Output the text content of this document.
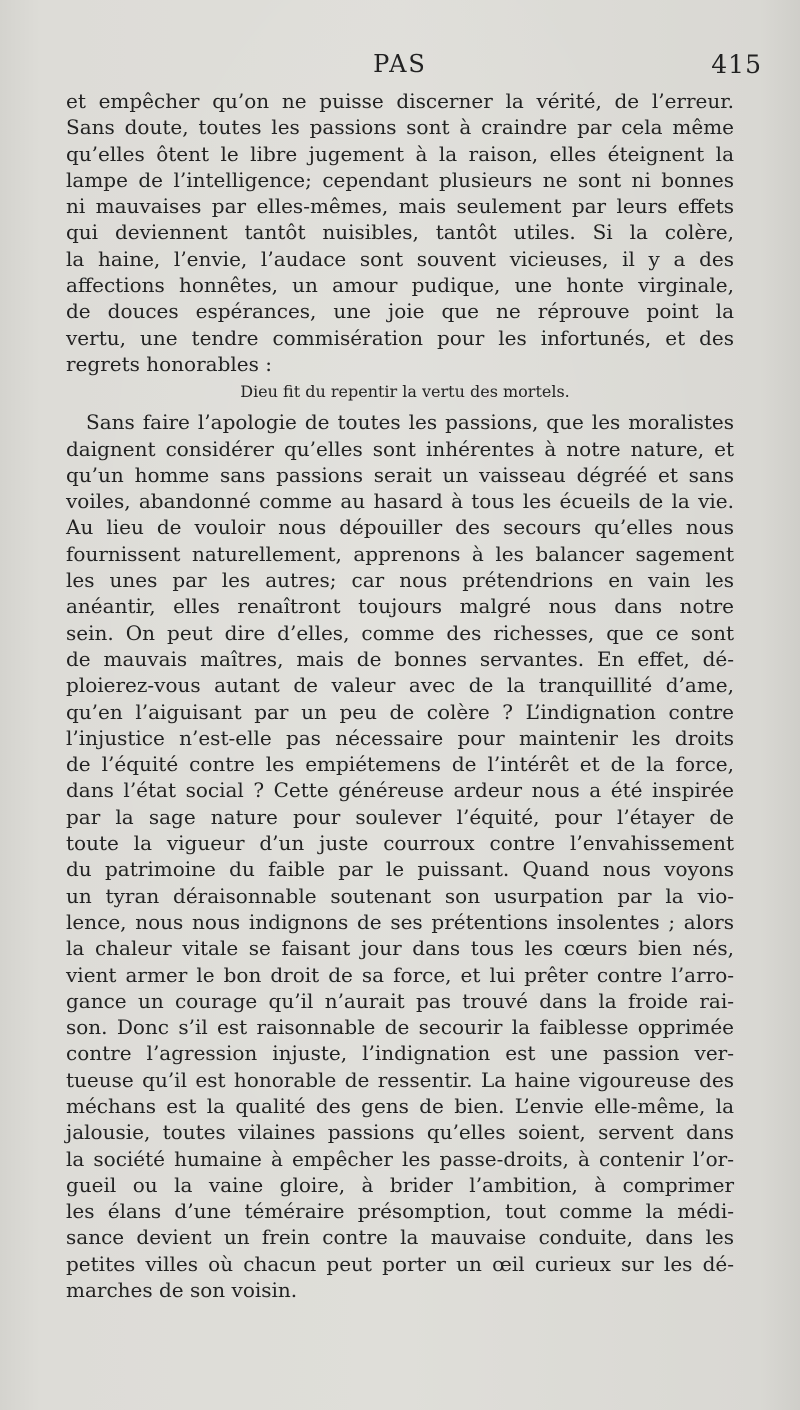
PAS	415
et empêcher qu’on ne puisse discerner la vérité, de l’erreur.
Sans doute, toutes les passions sont à craindre par cela même
qu’elles ôtent le libre jugement à la raison, elles éteignent la
lampe de l’intelligence; cependant plusieurs ne sont ni bonnes
ni mauvaises par elles-mêmes, mais seulement par leurs effets
qui deviennent tantôt nuisibles, tantôt utiles. Si la colère,
la haine, l’envie, l’audace sont souvent vicieuses, il y a des
affections honnêtes, un amour pudique, une honte virginale,
de douces espérances, une joie que ne réprouve point la
vertu, une tendre commisération pour les infortunés, et des
regrets honorables :
Dieu fit du repentir la vertu des mortels.
Sans faire l’apologie de toutes les passions, que les moralistes
daignent considérer qu’elles sont inhérentes à notre nature, et
qu’un homme sans passions serait un vaisseau dégréé et sans
voiles, abandonné comme au hasard à tous les écueils de la vie.
Au lieu de vouloir nous dépouiller des secours qu’elles nous
fournissent naturellement, apprenons à les balancer sagement
les unes par les autres; car nous prétendrions en vain les
anéantir, elles renaîtront toujours malgré nous dans notre
sein. On peut dire d’elles, comme des richesses, que ce sont
de mauvais maîtres, mais de bonnes servantes. En effet, dé-
ploierez-vous autant de valeur avec de la tranquillité d’ame,
qu’en l’aiguisant par un peu de colère ? L’indignation contre
l’injustice n’est-elle pas nécessaire pour maintenir les droits
de l’équité contre les empiétemens de l’intérêt et de la force,
dans l’état social ? Cette généreuse ardeur nous a été inspirée
par la sage nature pour soulever l’équité, pour l’étayer de
toute la vigueur d’un juste courroux contre l’envahissement
du patrimoine du faible par le puissant. Quand nous voyons
un tyran déraisonnable soutenant son usurpation par la vio-
lence, nous nous indignons de ses prétentions insolentes ; alors
la chaleur vitale se faisant jour dans tous les cœurs bien nés,
vient armer le bon droit de sa force, et lui prêter contre l’arro-
gance un courage qu’il n’aurait pas trouvé dans la froide rai-
son. Donc s’il est raisonnable de secourir la faiblesse opprimée
contre l’agression injuste, l’indignation est une passion ver-
tueuse qu’il est honorable de ressentir. La haine vigoureuse des
méchans est la qualité des gens de bien. L’envie elle-même, la
jalousie, toutes vilaines passions qu’elles soient, servent dans
la société humaine à empêcher les passe-droits, à contenir l’or-
gueil ou la vaine gloire, à brider l’ambition, à comprimer
les élans d’une téméraire présomption, tout comme la médi-
sance devient un frein contre la mauvaise conduite, dans les
petites villes où chacun peut porter un œil curieux sur les dé-
marches de son voisin.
....
From the data above, write out everything exactly except the pictures.

Output the text content of this document.
PAS	415
et empêcher qu’on ne puisse discerner la vérité, de l’erreur.
Sans doute, toutes les passions sont à craindre par cela même
qu’elles ôtent le libre jugement à la raison, elles éteignent la
lampe de l’intelligence; cependant plusieurs ne sont ni bonnes
ni mauvaises par elles-mêmes, mais seulement par leurs effets
qui deviennent tantôt nuisibles, tantôt utiles. Si la colère,
la haine, l’envie, l’audace sont souvent vicieuses, il y a des
affections honnêtes, un amour pudique, une honte virginale,
de douces espérances, une joie que ne réprouve point la
vertu, une tendre commisération pour les infortunés, et des
regrets honorables :
Dieu fit du repentir la vertu des mortels.
Sans faire l’apologie de toutes les passions, que les moralistes
daignent considérer qu’elles sont inhérentes à notre nature, et
qu’un homme sans passions serait un vaisseau dégréé et sans
voiles, abandonné comme au hasard à tous les écueils de la vie.
Au lieu de vouloir nous dépouiller des secours qu’elles nous
fournissent naturellement, apprenons à les balancer sagement
les unes par les autres; car nous prétendrions en vain les
anéantir, elles renaîtront toujours malgré nous dans notre
sein. On peut dire d’elles, comme des richesses, que ce sont
de mauvais maîtres, mais de bonnes servantes. En effet, dé-
ploierez-vous autant de valeur avec de la tranquillité d’ame,
qu’en l’aiguisant par un peu de colère ? L’indignation contre
l’injustice n’est-elle pas nécessaire pour maintenir les droits
de l’équité contre les empiétemens de l’intérêt et de la force,
dans l’état social ? Cette généreuse ardeur nous a été inspirée
par la sage nature pour soulever l’équité, pour l’étayer de
toute la vigueur d’un juste courroux contre l’envahissement
du patrimoine du faible par le puissant. Quand nous voyons
un tyran déraisonnable soutenant son usurpation par la vio-
lence, nous nous indignons de ses prétentions insolentes ; alors
la chaleur vitale se faisant jour dans tous les cœurs bien nés,
vient armer le bon droit de sa force, et lui prêter contre l’arro-
gance un courage qu’il n’aurait pas trouvé dans la froide rai-
son. Donc s’il est raisonnable de secourir la faiblesse opprimée
contre l’agression injuste, l’indignation est une passion ver-
tueuse qu’il est honorable de ressentir. La haine vigoureuse des
méchans est la qualité des gens de bien. L’envie elle-même, la
jalousie, toutes vilaines passions qu’elles soient, servent dans
la société humaine à empêcher les passe-droits, à contenir l’or-
gueil ou la vaine gloire, à brider l’ambition, à comprimer
les élans d’une téméraire présomption, tout comme la médi-
sance devient un frein contre la mauvaise conduite, dans les
petites villes où chacun peut porter un œil curieux sur les dé-
marches de son voisin.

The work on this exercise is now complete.